## Task set
A - From the court opinion excerpt, list the four sources cited in support of its points (two court decisions and two items from the record), naming each as the excerpt does.
B - Please translate this sentence from the court opinion excerpt into Spanish: "But, Plaintiffs, who bear the burden of proving their fraudulent concealment theory, have offered no direct evidence to support their theory that the Old Waste corporate audit team withheld information relevant to the Plan's audit from the Plan's auditors."

## Page extract
Since this argument was not made earlier, and Plaintiffs have not addressed the issue of Count V's timeliness under Federal Rule of Civil Procedure 59 or raised any other legal justification for reconsideration, the Court will not reopen the issue of ERISA's three-year statute of limitations. See, e.g., Fox v. Am. Airlines, Inc., 389 F.3d 1291, 1296 (D.C.Cir.2004) (affirming denial of motion for reconsideration where moving party's argument could have been raised earlier); Estate of Gaither ex rel. Gaither v. District of Columbia, 771 F.Supp.2d 5, 10 (D.D.C.2011) (a motion for reconsideration raising arguments "that should have been raised earlier" was not "a bona fide motion for reconsideration.").
But, Plaintiffs, who bear the burden of proving their fraudulent concealment theory, have offered no direct evidence to support their theory that the Old Waste corporate audit team withheld information relevant to the Plan's audit from the Plan's auditors. By contrast, the record contains undisputed evidence supporting Defendants' "premise" that Plan Auditors would have been aware of Old Waste's accounting errors. See Export Report of Marilee Lau, Dec. 22, 2010, WM Mot., Ex. 10 [Dkt. No. 446-13] (where an audit company has different teams auditing the financial statements of a company and its employee retirement plan "there is communication between the teams as to any factors encountered during the corporate audit that would impact the opinion to be rendered on the benefit plan's financial statements or on the disclosures included in the benefit plan's financial statements."). Again, Plaintiffs' own expert testified, "if the auditor of a plan is also the auditor of the entity sponsoring the plan, many of the auditing procedures required for the audit of a plan will be performed as part of the audit of the sponsor's financial statements." Jaenicke Dep., 80:9-19, Jan. 31, 2011 [Dkt. No. 512-1].

## Recorded data
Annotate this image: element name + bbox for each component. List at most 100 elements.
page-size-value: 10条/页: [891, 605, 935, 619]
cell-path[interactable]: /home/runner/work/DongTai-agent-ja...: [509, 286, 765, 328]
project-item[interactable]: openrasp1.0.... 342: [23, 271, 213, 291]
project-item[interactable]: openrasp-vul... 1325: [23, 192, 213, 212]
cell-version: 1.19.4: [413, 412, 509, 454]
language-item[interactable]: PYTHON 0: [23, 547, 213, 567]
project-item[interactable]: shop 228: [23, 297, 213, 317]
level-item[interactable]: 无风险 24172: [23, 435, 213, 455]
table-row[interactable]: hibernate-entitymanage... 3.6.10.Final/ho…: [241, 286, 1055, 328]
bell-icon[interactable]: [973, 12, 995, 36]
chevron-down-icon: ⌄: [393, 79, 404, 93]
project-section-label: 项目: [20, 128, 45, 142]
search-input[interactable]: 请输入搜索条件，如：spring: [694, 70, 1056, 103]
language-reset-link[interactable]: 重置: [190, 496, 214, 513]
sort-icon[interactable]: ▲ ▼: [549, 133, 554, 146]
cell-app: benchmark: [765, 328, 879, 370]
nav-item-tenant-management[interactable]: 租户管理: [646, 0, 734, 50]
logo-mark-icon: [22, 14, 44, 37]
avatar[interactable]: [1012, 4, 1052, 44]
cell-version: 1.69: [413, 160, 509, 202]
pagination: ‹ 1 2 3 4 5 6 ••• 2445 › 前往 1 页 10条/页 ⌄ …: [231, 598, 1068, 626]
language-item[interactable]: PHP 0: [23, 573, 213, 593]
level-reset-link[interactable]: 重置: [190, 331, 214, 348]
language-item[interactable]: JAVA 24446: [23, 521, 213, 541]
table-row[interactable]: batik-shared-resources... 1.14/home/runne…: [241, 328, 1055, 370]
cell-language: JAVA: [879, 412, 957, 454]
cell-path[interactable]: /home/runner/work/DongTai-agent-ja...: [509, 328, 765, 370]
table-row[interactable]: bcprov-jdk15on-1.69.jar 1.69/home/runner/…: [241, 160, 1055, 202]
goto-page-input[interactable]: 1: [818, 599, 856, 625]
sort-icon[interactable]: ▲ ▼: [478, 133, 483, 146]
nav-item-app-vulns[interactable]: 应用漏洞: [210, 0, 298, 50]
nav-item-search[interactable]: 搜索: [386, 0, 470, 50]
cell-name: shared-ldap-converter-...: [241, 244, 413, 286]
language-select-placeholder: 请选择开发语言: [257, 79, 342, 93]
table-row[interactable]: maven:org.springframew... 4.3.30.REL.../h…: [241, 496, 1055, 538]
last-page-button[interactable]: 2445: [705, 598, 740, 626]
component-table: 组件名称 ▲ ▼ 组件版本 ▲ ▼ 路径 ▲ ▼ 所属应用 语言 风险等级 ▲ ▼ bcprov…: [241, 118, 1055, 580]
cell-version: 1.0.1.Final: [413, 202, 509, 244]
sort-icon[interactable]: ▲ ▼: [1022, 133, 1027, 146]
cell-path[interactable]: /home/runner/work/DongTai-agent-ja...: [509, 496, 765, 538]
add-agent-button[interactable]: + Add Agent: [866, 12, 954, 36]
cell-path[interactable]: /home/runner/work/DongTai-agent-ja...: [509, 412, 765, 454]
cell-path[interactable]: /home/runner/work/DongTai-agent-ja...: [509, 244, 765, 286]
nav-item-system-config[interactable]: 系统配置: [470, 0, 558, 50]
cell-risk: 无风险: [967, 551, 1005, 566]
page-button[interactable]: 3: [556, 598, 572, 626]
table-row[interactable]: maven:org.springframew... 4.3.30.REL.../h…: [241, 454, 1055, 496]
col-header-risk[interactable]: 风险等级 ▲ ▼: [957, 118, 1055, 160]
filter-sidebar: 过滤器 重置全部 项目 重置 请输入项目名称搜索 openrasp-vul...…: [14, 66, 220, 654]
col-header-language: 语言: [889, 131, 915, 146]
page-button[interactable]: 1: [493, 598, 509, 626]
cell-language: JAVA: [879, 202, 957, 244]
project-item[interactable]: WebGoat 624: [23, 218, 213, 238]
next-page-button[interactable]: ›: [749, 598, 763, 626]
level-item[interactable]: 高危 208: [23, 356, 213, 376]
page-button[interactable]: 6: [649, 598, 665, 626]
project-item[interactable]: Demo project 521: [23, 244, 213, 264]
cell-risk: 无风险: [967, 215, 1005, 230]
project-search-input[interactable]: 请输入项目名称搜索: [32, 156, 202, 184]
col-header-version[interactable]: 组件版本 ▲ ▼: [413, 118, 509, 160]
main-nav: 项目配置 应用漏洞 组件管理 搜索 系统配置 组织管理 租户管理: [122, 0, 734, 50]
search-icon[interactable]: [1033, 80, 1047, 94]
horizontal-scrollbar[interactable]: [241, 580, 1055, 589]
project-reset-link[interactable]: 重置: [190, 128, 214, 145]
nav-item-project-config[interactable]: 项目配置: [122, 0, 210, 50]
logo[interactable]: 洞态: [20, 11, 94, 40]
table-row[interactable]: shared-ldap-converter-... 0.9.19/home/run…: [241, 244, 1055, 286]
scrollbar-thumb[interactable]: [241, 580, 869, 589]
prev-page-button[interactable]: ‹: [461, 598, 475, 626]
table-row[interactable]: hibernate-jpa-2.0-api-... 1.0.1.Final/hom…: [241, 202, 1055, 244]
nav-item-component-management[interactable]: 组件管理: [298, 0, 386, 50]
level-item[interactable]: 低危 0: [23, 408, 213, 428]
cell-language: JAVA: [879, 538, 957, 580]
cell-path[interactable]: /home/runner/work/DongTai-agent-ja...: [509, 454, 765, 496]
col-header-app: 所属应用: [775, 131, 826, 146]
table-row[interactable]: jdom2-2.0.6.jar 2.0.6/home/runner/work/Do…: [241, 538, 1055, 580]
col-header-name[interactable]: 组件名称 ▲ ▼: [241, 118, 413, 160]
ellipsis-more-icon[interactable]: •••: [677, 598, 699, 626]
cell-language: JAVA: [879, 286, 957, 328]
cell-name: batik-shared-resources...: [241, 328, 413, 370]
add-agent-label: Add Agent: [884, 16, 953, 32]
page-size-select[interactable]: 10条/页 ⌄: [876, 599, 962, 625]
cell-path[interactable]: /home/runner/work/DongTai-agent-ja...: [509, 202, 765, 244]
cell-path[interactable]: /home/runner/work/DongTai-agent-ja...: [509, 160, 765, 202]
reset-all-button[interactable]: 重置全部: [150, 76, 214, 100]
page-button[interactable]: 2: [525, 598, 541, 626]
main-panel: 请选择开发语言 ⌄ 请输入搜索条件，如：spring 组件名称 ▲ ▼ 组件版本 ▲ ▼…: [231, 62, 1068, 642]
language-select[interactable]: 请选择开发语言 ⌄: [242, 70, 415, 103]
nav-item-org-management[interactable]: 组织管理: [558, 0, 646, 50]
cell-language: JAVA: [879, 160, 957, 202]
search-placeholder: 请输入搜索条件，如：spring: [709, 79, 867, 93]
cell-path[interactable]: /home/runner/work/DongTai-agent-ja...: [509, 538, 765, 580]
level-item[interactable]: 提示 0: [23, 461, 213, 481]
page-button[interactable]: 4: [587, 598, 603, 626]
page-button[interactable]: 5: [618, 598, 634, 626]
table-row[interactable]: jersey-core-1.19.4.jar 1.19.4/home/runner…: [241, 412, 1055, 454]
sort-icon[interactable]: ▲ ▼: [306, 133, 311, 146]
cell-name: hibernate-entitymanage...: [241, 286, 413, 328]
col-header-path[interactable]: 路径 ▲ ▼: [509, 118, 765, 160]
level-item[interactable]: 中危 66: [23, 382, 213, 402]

## Answers to the exercises
A -
1. Fox v. Am. Airlines, Inc., 389 F.3d 1291 (D.C.Cir.2004)
2. Estate of Gaither ex rel. Gaither v. District of Columbia, 771 F.Supp.2d 5 (D.D.C.2011)
3. Export Report of Marilee Lau, Dec. 22, 2010, WM Mot., Ex. 10 [Dkt. No. 446-13]
4. Jaenicke Dep., 80:9-19, Jan. 31, 2011 [Dkt. No. 512-1]

B - Pero los demandantes, quienes tienen la carga de probar su teoría de ocultamiento fraudulento, no han ofrecido ninguna prueba directa que respalde su teoría de que el equipo de auditoría corporativa de Old Waste ocultó a los auditores del Plan información relevante para la auditoría del Plan.